* **TASK DESCRIPTION**: The complete listing should be restated exactly.

(Source data)

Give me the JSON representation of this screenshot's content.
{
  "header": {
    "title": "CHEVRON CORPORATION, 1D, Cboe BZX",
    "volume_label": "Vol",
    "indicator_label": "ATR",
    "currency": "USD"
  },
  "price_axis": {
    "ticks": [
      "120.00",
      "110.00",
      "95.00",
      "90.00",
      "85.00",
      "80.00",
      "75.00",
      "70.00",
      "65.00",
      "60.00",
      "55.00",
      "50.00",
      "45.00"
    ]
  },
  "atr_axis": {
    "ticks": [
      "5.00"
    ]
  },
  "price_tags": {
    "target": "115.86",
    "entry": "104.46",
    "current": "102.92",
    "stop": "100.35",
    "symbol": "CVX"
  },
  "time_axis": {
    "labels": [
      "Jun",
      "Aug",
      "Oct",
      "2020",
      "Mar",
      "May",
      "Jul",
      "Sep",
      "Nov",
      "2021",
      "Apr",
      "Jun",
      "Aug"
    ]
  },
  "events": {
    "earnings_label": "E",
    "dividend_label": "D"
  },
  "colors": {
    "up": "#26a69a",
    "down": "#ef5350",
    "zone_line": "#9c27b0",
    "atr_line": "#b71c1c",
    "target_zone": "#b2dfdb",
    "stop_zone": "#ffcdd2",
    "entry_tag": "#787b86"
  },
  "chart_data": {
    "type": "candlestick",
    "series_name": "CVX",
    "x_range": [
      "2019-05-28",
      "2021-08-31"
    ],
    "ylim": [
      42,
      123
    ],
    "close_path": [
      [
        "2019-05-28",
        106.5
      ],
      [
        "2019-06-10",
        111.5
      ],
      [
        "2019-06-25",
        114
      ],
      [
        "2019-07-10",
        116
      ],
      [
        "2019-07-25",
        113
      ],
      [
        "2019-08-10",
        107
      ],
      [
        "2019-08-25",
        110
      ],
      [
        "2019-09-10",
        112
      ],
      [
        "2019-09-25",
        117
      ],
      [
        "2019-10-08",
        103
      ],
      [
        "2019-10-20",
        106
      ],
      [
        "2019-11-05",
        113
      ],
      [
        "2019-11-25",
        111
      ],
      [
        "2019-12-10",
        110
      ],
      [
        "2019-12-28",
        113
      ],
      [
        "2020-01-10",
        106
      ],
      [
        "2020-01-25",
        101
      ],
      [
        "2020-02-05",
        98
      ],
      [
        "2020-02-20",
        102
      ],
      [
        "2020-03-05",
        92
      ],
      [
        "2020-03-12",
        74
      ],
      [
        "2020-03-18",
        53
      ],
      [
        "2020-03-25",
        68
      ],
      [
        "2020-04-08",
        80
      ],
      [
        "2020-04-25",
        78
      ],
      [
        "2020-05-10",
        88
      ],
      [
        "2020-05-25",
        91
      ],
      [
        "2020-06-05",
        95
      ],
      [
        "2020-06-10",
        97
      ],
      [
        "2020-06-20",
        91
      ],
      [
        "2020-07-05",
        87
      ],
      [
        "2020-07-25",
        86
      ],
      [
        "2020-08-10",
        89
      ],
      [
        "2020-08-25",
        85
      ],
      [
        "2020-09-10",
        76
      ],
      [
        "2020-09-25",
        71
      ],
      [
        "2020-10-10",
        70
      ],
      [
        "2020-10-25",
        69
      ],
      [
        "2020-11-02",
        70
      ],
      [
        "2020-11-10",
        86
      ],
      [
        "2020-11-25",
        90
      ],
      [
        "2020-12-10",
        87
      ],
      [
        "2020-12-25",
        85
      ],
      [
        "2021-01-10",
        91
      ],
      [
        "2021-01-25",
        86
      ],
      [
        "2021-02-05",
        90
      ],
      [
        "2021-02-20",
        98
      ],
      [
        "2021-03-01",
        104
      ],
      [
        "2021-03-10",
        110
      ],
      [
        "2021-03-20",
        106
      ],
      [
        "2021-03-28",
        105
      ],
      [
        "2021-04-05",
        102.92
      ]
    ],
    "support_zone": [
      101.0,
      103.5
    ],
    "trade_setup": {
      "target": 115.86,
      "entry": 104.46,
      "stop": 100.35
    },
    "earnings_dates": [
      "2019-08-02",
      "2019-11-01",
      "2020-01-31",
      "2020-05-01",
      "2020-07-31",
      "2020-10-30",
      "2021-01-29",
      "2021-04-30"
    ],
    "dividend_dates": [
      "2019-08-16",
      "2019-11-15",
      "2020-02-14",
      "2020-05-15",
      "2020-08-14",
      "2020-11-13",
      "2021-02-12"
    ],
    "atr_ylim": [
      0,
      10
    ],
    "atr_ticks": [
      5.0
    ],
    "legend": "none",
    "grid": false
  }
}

* **EXERCISE RESPONSE**:
Give me the JSON representation of this screenshot's content.
{
  "header": {
    "title": "CHEVRON CORPORATION, 1D, Cboe BZX",
    "volume_label": "Vol",
    "indicator_label": "ATR",
    "currency": "USD"
  },
  "price_axis": {
    "ticks": [
      "120.00",
      "110.00",
      "95.00",
      "90.00",
      "85.00",
      "80.00",
      "75.00",
      "70.00",
      "65.00",
      "60.00",
      "55.00",
      "50.00",
      "45.00"
    ]
  },
  "atr_axis": {
    "ticks": [
      "5.00"
    ]
  },
  "price_tags": {
    "target": "115.86",
    "entry": "104.46",
    "current": "102.92",
    "stop": "100.35",
    "symbol": "CVX"
  },
  "time_axis": {
    "labels": [
      "Jun",
      "Aug",
      "Oct",
      "2020",
      "Mar",
      "May",
      "Jul",
      "Sep",
      "Nov",
      "2021",
      "Apr",
      "Jun",
      "Aug"
    ]
  },
  "events": {
    "earnings_label": "E",
    "dividend_label": "D"
  },
  "colors": {
    "up": "#26a69a",
    "down": "#ef5350",
    "zone_line": "#9c27b0",
    "atr_line": "#b71c1c",
    "target_zone": "#b2dfdb",
    "stop_zone": "#ffcdd2",
    "entry_tag": "#787b86"
  },
  "chart_data": {
    "type": "candlestick",
    "series_name": "CVX",
    "x_range": [
      "2019-05-28",
      "2021-08-31"
    ],
    "ylim": [
      42,
      123
    ],
    "close_path": [
      [
        "2019-05-28",
        106.5
      ],
      [
        "2019-06-10",
        111.5
      ],
      [
        "2019-06-25",
        114
      ],
      [
        "2019-07-10",
        116
      ],
      [
        "2019-07-25",
        113
      ],
      [
        "2019-08-10",
        107
      ],
      [
        "2019-08-25",
        110
      ],
      [
        "2019-09-10",
        112
      ],
      [
        "2019-09-25",
        117
      ],
      [
        "2019-10-08",
        103
      ],
      [
        "2019-10-20",
        106
      ],
      [
        "2019-11-05",
        113
      ],
      [
        "2019-11-25",
        111
      ],
      [
        "2019-12-10",
        110
      ],
      [
        "2019-12-28",
        113
      ],
      [
        "2020-01-10",
        106
      ],
      [
        "2020-01-25",
        101
      ],
      [
        "2020-02-05",
        98
      ],
      [
        "2020-02-20",
        102
      ],
      [
        "2020-03-05",
        92
      ],
      [
        "2020-03-12",
        74
      ],
      [
        "2020-03-18",
        53
      ],
      [
        "2020-03-25",
        68
      ],
      [
        "2020-04-08",
        80
      ],
      [
        "2020-04-25",
        78
      ],
      [
        "2020-05-10",
        88
      ],
      [
        "2020-05-25",
        91
      ],
      [
        "2020-06-05",
        95
      ],
      [
        "2020-06-10",
        97
      ],
      [
        "2020-06-20",
        91
      ],
      [
        "2020-07-05",
        87
      ],
      [
        "2020-07-25",
        86
      ],
      [
        "2020-08-10",
        89
      ],
      [
        "2020-08-25",
        85
      ],
      [
        "2020-09-10",
        76
      ],
      [
        "2020-09-25",
        71
      ],
      [
        "2020-10-10",
        70
      ],
      [
        "2020-10-25",
        69
      ],
      [
        "2020-11-02",
        70
      ],
      [
        "2020-11-10",
        86
      ],
      [
        "2020-11-25",
        90
      ],
      [
        "2020-12-10",
        87
      ],
      [
        "2020-12-25",
        85
      ],
      [
        "2021-01-10",
        91
      ],
      [
        "2021-01-25",
        86
      ],
      [
        "2021-02-05",
        90
      ],
      [
        "2021-02-20",
        98
      ],
      [
        "2021-03-01",
        104
      ],
      [
        "2021-03-10",
        110
      ],
      [
        "2021-03-20",
        106
      ],
      [
        "2021-03-28",
        105
      ],
      [
        "2021-04-05",
        102.92
      ]
    ],
    "support_zone": [
      101.0,
      103.5
    ],
    "trade_setup": {
      "target": 115.86,
      "entry": 104.46,
      "stop": 100.35
    },
    "earnings_dates": [
      "2019-08-02",
      "2019-11-01",
      "2020-01-31",
      "2020-05-01",
      "2020-07-31",
      "2020-10-30",
      "2021-01-29",
      "2021-04-30"
    ],
    "dividend_dates": [
      "2019-08-16",
      "2019-11-15",
      "2020-02-14",
      "2020-05-15",
      "2020-08-14",
      "2020-11-13",
      "2021-02-12"
    ],
    "atr_ylim": [
      0,
      10
    ],
    "atr_ticks": [
      5.0
    ],
    "legend": "none",
    "grid": false
  }
}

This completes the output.